Check each line of the listing for the string "ショップ大会", count the lines that have it, and answer with that number only.

::: Dataset excerpts

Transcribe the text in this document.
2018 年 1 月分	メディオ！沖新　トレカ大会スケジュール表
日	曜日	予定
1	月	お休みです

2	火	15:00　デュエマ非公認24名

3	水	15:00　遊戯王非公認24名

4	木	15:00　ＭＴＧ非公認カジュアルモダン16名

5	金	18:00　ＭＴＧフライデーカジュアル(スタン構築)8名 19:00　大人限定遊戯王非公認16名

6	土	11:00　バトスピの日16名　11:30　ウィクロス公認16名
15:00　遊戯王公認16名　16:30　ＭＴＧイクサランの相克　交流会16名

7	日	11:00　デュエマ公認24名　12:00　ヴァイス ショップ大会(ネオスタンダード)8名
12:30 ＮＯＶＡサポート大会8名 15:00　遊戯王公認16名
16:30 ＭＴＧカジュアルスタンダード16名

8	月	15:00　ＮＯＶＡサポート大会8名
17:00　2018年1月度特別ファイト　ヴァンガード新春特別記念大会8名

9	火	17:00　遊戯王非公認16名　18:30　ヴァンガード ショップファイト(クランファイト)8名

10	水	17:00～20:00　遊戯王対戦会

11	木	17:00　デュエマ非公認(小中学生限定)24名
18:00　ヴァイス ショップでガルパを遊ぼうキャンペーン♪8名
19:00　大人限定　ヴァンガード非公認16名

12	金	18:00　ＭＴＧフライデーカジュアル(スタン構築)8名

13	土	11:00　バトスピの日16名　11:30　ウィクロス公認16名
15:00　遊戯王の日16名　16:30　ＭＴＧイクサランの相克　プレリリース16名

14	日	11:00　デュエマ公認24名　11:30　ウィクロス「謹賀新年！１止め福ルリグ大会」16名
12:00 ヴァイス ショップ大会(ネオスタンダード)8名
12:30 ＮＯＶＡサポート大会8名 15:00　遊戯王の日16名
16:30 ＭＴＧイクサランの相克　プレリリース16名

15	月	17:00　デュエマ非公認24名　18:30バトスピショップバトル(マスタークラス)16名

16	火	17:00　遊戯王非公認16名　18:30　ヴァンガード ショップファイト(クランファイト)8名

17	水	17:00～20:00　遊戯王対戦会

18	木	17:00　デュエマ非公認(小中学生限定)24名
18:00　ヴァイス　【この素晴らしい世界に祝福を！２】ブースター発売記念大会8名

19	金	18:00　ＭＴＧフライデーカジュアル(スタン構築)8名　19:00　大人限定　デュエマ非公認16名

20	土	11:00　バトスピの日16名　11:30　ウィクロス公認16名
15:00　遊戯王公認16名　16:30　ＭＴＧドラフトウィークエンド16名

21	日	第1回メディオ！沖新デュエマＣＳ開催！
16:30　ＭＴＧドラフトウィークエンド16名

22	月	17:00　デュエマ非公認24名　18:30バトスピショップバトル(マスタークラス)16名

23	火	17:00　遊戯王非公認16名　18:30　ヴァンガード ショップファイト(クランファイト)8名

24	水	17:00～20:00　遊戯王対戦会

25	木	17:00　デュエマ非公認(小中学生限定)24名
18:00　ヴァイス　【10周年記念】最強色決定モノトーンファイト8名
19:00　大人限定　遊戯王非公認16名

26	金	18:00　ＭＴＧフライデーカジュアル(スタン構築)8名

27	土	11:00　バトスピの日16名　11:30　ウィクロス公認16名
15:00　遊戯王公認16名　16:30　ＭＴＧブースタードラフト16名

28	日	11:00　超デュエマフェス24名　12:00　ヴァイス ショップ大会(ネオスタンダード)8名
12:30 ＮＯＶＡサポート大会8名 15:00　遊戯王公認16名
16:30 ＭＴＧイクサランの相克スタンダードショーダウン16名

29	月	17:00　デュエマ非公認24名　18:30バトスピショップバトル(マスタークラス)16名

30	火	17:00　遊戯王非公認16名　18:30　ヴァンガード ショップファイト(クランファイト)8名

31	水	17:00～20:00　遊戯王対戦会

::::::

--- Exercise answer ---
3